### ОТРЫВОК
Весна была холодной, ненастной; но газеты писали, что летом во Франции ожидается
Когда я был в Эйпене, туда прибежал немецкий коммунист, которому удалось выбраться из концлагеря. Эйпенская полиция его арестовала, грозила выдать гитлеровцам. Его выслали четыре дня спустя во Францию. Я отвез его до границы - он был в тяжелом душевном состоянии, несвязно отвечал на вопросы пограничников.
Опять Париж. Писатели, разговоры о конгрессе. Мальро доволен - Бенда обещал выступить. Уолдо Фрэнк прислал из Америки длинное письмо; он приедет на конгресс. Джойс пришлет приветствие…
Парижане обсуждали, где лучше провести летние месяцы - на нормандском побережье или в Савойе. Все казалось обычным. Но я не мог забыть о том, что делается но ту сторону Рейна.
Я поехал в Эльзас и увидел знакомую картину: гитлеровцы, ухмыляясь, говорили о «близком освобождении», «автономисты», вдохновленные Сааром, требовали плебисцита, люди вздыхали, ежились, запасались посулами местных фашистов спасти их в час «освобождения». Вечером на глухой улице я встретил десяток парней, они горланили «Вахт ам Рейн» [Стража на Рейне (нем.)].
Я писал тогда: «Последние месяцы я занят изнурительным занятием: езжу по различным областям, находящимся в непосредственном соседстве с Германией… Можно долго глядеть на змею и остаться в своем уме: если змея проглатывает кролика - это, в конечном счете, обед. Но нельзя долго глядеть на кролика: остановившиеся глаза способны заразить безумием даже человека с воловьими нервами…»
Осенью 1961 года в Риме состоялась встреча «Круглого стола». Мы пытались убедить наших западных коллег, что нельзя вооружать вчерашних эсэсовцев. В один из вечеров итальянские друзья показали нам документальный фильм - историю фашизма. Дуче на балконе подымал руку и фиглярствовал, как дурной захолустный актер. Умирали люди в Абиссинии. Рушились дома Мадрида. Несли мертвых детей. По улицам Праги маршировали нацисты. Гитлер, узнав, что Франция капитулировала, хлопал себя по животу. Русские пленные умирали в концлагерях. Еврейских девушек вели в газовые камеры… Потом была победа, и вот снова на экране буянят недобитые фашисты, снова умирает итальянский подросток. Сказка все еще не досказана. Я глядел на экран и вдруг подумал: да ведь это история моей жизни! Сорок лет прошли под знаком зверств, войн, погромов, концлагерей. Пушкин когда-то писал: «Мы рождены для вдохновенья,
Весной 1935 года я меньше всего думал о «сладких звуках». Мы тратили дни и ночи на подготовку конгресса. Жизнь казалась идиллической, но жить по-прежнему я не мог: воздух стал другим. Еще не было ни мобилизаций, ни учебных тревог, ни пробных затемнений. А война уже была. Теперь я знаю, что война всегда приходит задолго до начала представления, приходит она со служебного входа и терпеливо ждет в темной передней.
11
Часто в моей тесной квартире на улице Котантен собирались французские писатели, занятые подготовкой конгресса: Андре Жид, Жан Ришар Блок, Мальро, Муссинак, Низан, Рене Блек.

### ЗАДАНИЕ A
Верните без изменений часть отрывка от слов «Опять Париж. Писатели, разговоры» до слов «на Рейне (нем.)].» включительно.
### ЗАДАНИЕ B
Перепечатайте слово в слово все строки записей из фрагмента набора данных, но изображения в ответ не включайте.
Записи никак не связаны с отрывком.

[Фрагмент набора данных]
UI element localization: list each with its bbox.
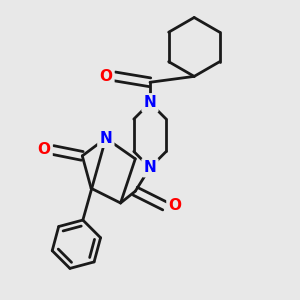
Text: N: N xyxy=(144,160,156,175)
Text: O: O xyxy=(38,142,50,158)
Text: O: O xyxy=(99,69,112,84)
Text: N: N xyxy=(100,131,112,146)
Text: O: O xyxy=(169,198,182,213)
Text: N: N xyxy=(144,95,156,110)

### ОЖИДАЕМЫЙ ОТВЕТ A
Опять Париж. Писатели, разговоры о конгрессе. Мальро доволен - Бенда обещал выступить. Уолдо Фрэнк прислал из Америки длинное письмо; он приедет на конгресс. Джойс пришлет приветствие…
Парижане обсуждали, где лучше провести летние месяцы - на нормандском побережье или в Савойе. Все казалось обычным. Но я не мог забыть о том, что делается но ту сторону Рейна.
Я поехал в Эльзас и увидел знакомую картину: гитлеровцы, ухмыляясь, говорили о «близком освобождении», «автономисты», вдохновленные Сааром, требовали плебисцита, люди вздыхали, ежились, запасались посулами местных фашистов спасти их в час «освобождения». Вечером на глухой улице я встретил десяток парней, они горланили «Вахт ам Рейн» [Стража на Рейне (нем.)].

### ОЖИДАЕМЫЙ ОТВЕТ B
UI element localization: list each with its bbox.
Text: N: N xyxy=(144,160,156,175)
Text: O: O xyxy=(38,142,50,158)
Text: O: O xyxy=(99,69,112,84)
Text: N: N xyxy=(100,131,112,146)
Text: O: O xyxy=(169,198,182,213)
Text: N: N xyxy=(144,95,156,110)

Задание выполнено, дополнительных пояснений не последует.